■ **Set task**
Give every line from the entries that contains "slightly".

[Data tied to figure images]
-=-=-=-=-
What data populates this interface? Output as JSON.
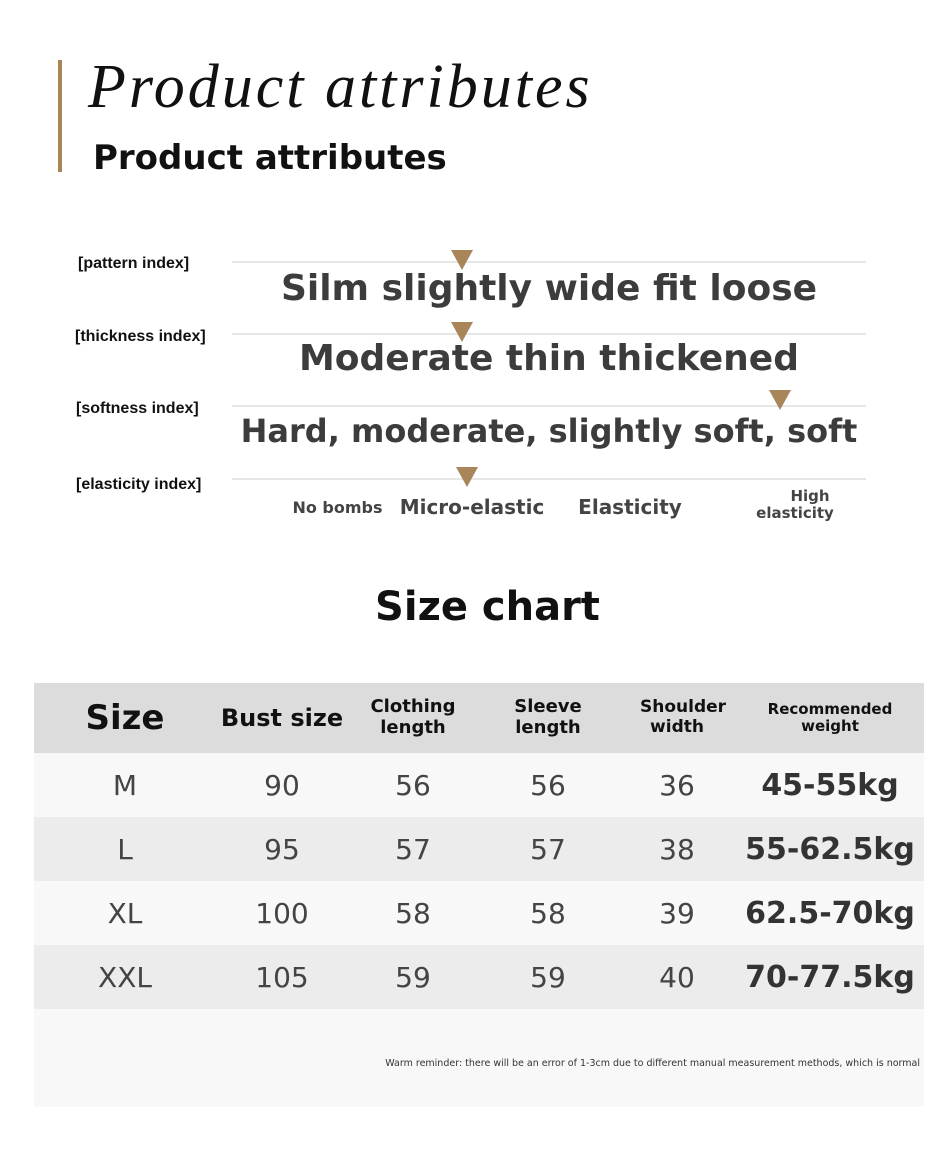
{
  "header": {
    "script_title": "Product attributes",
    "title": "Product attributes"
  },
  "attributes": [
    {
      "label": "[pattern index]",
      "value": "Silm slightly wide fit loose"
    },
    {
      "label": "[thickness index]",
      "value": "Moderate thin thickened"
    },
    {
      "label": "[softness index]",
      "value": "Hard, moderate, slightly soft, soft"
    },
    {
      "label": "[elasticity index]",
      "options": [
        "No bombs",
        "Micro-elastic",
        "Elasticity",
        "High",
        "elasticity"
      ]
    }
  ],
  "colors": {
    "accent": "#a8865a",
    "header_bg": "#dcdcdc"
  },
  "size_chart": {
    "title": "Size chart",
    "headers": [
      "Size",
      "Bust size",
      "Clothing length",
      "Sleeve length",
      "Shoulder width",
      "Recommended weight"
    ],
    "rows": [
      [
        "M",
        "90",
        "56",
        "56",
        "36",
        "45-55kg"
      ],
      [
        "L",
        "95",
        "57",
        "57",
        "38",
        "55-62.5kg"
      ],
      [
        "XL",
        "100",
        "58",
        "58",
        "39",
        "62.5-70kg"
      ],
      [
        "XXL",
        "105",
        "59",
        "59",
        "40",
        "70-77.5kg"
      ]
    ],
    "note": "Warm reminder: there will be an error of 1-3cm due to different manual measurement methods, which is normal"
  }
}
-=-=-=-=-
■ **Result**
      "value": "Silm slightly wide fit loose"
      "value": "Hard, moderate, slightly soft, soft"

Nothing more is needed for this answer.